[Listed entries]:
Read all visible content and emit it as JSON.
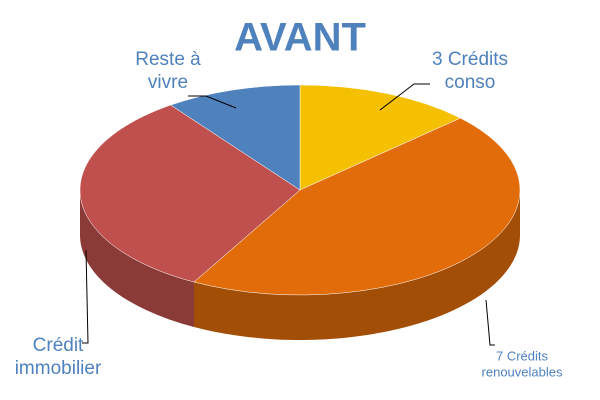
{
  "chart_data": {
    "type": "pie3d",
    "title": "AVANT",
    "categories": [
      "3 Crédits\nconso",
      "7 Crédits\nrenouvelables",
      "Crédit\nimmobilier",
      "Reste à\nvivre"
    ],
    "values": [
      13,
      45,
      32,
      10
    ],
    "colors": [
      "#f5c000",
      "#e36c0a",
      "#c0504d",
      "#4f81bd"
    ]
  }
}
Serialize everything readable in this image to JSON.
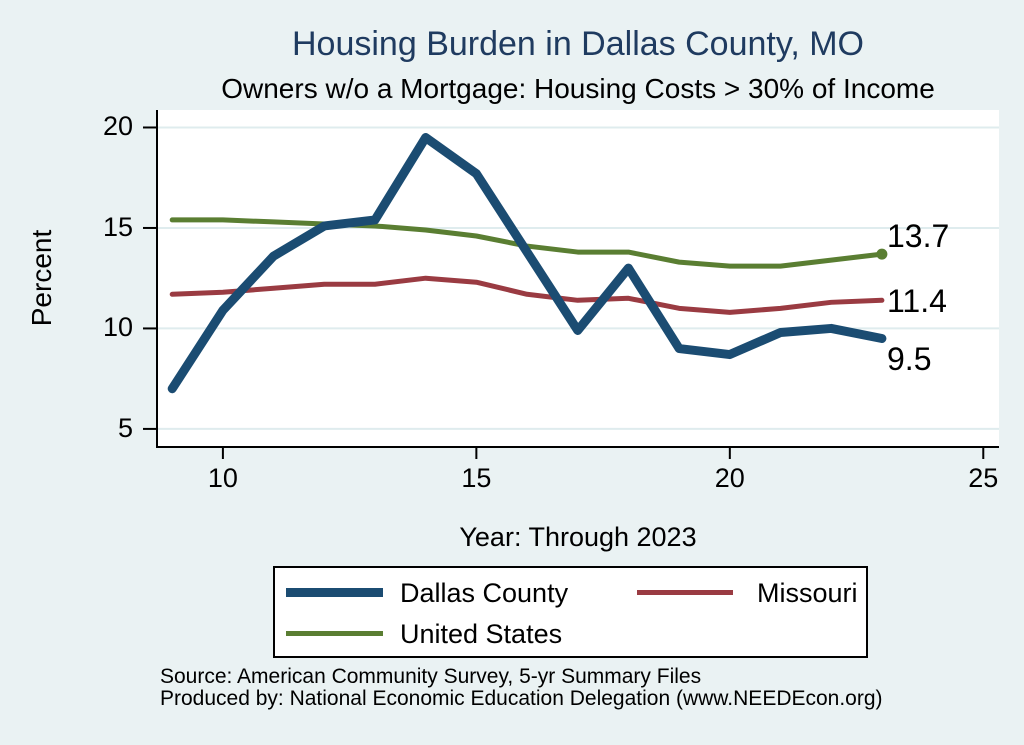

[Aim of the exercise]: Give every record again exactly, apart from the pictures, which stay out.

[Answer to the task]:
Read all visible content and emit it as JSON.
{
  "chart_data": {
    "type": "pie3d",
    "title": "AVANT",
    "categories": [
      "3 Crédits\nconso",
      "7 Crédits\nrenouvelables",
      "Crédit\nimmobilier",
      "Reste à\nvivre"
    ],
    "values": [
      13,
      45,
      32,
      10
    ],
    "colors": [
      "#f5c000",
      "#e36c0a",
      "#c0504d",
      "#4f81bd"
    ]
  }
}
Serialize everything readable in this image to JSON.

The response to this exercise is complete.